**** Available data ****

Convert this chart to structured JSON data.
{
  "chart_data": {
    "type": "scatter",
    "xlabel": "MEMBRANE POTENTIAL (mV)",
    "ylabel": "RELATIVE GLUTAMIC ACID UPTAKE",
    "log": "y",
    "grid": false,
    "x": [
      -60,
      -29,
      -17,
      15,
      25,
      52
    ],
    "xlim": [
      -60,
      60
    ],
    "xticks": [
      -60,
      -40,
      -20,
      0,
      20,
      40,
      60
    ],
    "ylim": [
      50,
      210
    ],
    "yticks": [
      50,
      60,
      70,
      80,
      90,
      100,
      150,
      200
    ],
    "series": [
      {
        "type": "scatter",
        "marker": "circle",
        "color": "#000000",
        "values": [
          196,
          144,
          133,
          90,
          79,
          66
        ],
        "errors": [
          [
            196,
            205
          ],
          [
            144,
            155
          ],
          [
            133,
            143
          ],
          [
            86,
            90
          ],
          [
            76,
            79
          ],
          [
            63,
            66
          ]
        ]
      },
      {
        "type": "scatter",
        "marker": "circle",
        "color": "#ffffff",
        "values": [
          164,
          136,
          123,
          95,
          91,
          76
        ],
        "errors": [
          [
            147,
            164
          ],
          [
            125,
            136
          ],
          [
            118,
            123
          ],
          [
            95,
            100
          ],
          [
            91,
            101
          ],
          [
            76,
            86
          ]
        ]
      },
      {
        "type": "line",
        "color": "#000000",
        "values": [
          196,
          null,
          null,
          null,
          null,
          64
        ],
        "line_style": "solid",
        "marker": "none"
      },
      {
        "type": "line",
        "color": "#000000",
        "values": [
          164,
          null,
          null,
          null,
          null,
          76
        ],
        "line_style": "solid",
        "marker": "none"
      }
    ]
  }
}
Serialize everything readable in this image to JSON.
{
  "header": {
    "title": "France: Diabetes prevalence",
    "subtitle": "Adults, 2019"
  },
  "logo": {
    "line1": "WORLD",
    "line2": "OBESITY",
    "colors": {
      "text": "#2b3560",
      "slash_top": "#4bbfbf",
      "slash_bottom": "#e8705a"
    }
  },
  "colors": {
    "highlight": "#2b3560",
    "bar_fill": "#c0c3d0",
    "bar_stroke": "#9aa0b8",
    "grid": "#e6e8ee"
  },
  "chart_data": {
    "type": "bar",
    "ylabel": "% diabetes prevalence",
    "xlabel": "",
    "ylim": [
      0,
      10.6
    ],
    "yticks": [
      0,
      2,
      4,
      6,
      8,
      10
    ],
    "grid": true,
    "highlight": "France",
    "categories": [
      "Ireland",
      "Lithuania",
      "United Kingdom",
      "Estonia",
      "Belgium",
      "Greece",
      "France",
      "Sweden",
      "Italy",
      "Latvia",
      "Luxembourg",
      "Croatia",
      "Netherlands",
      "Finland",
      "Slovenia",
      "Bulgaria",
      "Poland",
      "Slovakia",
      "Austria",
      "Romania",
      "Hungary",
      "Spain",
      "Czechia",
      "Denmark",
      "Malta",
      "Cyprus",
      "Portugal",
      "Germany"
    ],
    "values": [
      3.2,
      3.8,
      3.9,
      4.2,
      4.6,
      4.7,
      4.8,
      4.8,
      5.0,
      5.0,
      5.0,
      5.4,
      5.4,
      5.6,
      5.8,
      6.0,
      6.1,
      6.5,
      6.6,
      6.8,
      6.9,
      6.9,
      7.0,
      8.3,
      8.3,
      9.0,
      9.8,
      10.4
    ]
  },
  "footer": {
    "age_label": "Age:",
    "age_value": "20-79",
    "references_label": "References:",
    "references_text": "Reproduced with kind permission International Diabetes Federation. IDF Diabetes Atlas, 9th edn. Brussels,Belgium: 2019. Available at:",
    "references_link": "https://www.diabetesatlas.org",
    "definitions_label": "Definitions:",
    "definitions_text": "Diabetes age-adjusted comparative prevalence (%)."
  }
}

****

**Description of the task:** Copy each line of the listing in which the word "prevalence" can be found.

**Completed exercise:**
    "title": "France: Diabetes prevalence",
    "ylabel": "% diabetes prevalence",
    "definitions_text": "Diabetes age-adjusted comparative prevalence (%)."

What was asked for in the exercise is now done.